### DIRECTION
Extract the text of every entry below exactly; leave images out.

[Extracted data entries]
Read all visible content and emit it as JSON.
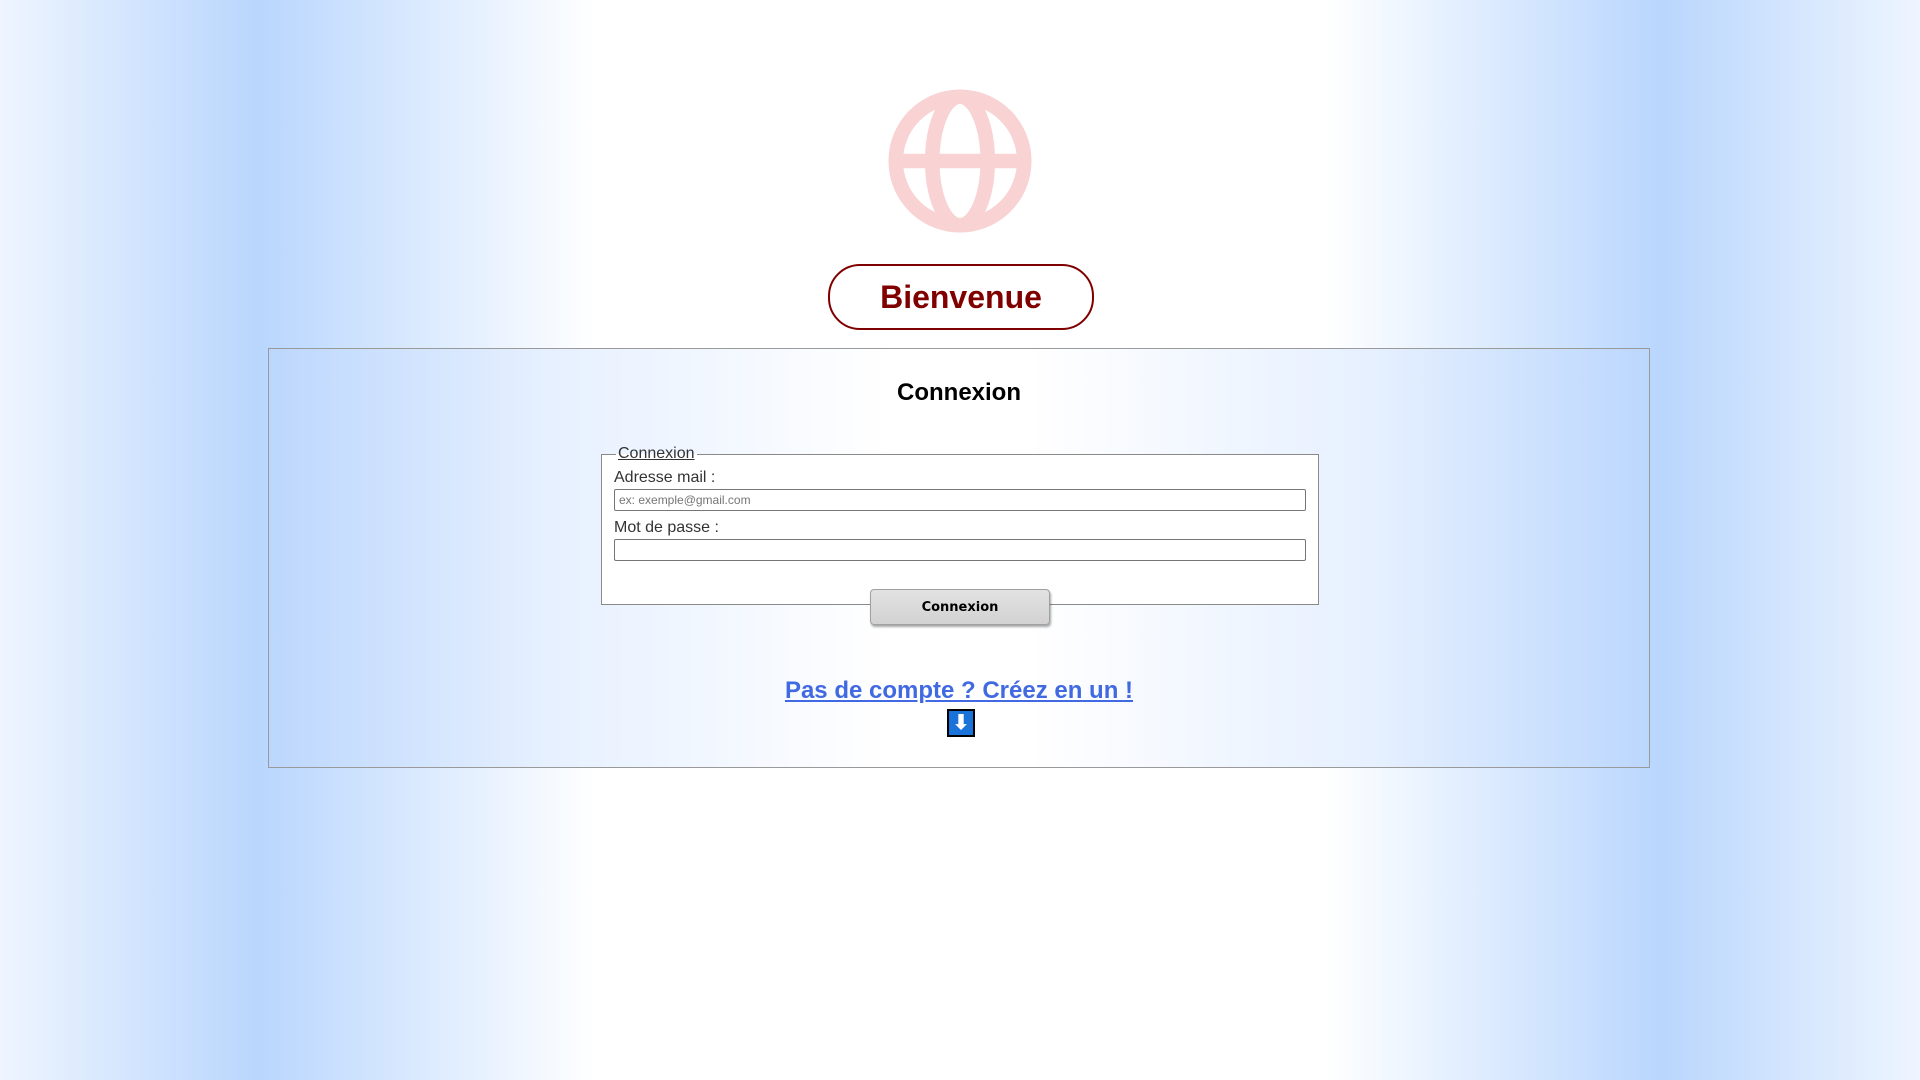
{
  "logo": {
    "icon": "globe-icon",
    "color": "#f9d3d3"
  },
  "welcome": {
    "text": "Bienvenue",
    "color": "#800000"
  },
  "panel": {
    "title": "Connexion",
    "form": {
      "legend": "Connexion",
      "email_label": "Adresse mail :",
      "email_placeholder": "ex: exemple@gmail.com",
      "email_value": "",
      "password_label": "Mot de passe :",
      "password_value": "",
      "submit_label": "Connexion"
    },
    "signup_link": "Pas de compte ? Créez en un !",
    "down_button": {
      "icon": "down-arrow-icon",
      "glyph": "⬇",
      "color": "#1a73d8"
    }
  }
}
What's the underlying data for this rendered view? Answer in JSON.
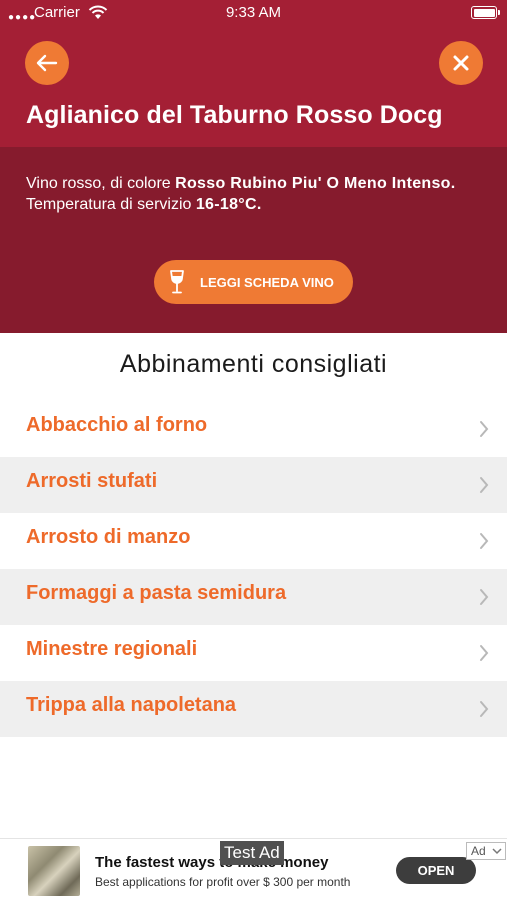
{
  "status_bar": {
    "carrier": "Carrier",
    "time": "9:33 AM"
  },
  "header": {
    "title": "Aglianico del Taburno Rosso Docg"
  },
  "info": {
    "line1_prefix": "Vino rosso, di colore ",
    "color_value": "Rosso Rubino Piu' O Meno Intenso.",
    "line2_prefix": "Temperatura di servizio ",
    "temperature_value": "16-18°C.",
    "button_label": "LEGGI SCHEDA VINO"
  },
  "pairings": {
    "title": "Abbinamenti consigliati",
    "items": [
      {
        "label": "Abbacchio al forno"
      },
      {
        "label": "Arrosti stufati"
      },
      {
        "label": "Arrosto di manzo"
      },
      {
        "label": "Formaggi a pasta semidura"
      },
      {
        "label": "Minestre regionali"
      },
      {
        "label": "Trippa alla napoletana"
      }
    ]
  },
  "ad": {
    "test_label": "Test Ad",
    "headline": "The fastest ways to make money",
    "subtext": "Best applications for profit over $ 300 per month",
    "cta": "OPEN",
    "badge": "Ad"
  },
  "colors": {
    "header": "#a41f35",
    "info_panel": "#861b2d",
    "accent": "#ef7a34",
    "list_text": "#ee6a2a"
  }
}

### TASK RESULT
Read all visible content and emit it as JSON.
{
  "logo": {
    "icon": "globe-icon",
    "color": "#f9d3d3"
  },
  "welcome": {
    "text": "Bienvenue",
    "color": "#800000"
  },
  "panel": {
    "title": "Connexion",
    "form": {
      "legend": "Connexion",
      "email_label": "Adresse mail :",
      "email_placeholder": "ex: exemple@gmail.com",
      "email_value": "",
      "password_label": "Mot de passe :",
      "password_value": "",
      "submit_label": "Connexion"
    },
    "signup_link": "Pas de compte ? Créez en un !",
    "down_button": {
      "icon": "down-arrow-icon",
      "glyph": "⬇",
      "color": "#1a73d8"
    }
  }
}
What's the underlying data for this rendered view? Answer in JSON.
{
  "status_bar": {
    "carrier": "Carrier",
    "time": "9:33 AM"
  },
  "header": {
    "title": "Aglianico del Taburno Rosso Docg"
  },
  "info": {
    "line1_prefix": "Vino rosso, di colore ",
    "color_value": "Rosso Rubino Piu' O Meno Intenso.",
    "line2_prefix": "Temperatura di servizio ",
    "temperature_value": "16-18°C.",
    "button_label": "LEGGI SCHEDA VINO"
  },
  "pairings": {
    "title": "Abbinamenti consigliati",
    "items": [
      {
        "label": "Abbacchio al forno"
      },
      {
        "label": "Arrosti stufati"
      },
      {
        "label": "Arrosto di manzo"
      },
      {
        "label": "Formaggi a pasta semidura"
      },
      {
        "label": "Minestre regionali"
      },
      {
        "label": "Trippa alla napoletana"
      }
    ]
  },
  "ad": {
    "test_label": "Test Ad",
    "headline": "The fastest ways to make money",
    "subtext": "Best applications for profit over $ 300 per month",
    "cta": "OPEN",
    "badge": "Ad"
  },
  "colors": {
    "header": "#a41f35",
    "info_panel": "#861b2d",
    "accent": "#ef7a34",
    "list_text": "#ee6a2a"
  }
}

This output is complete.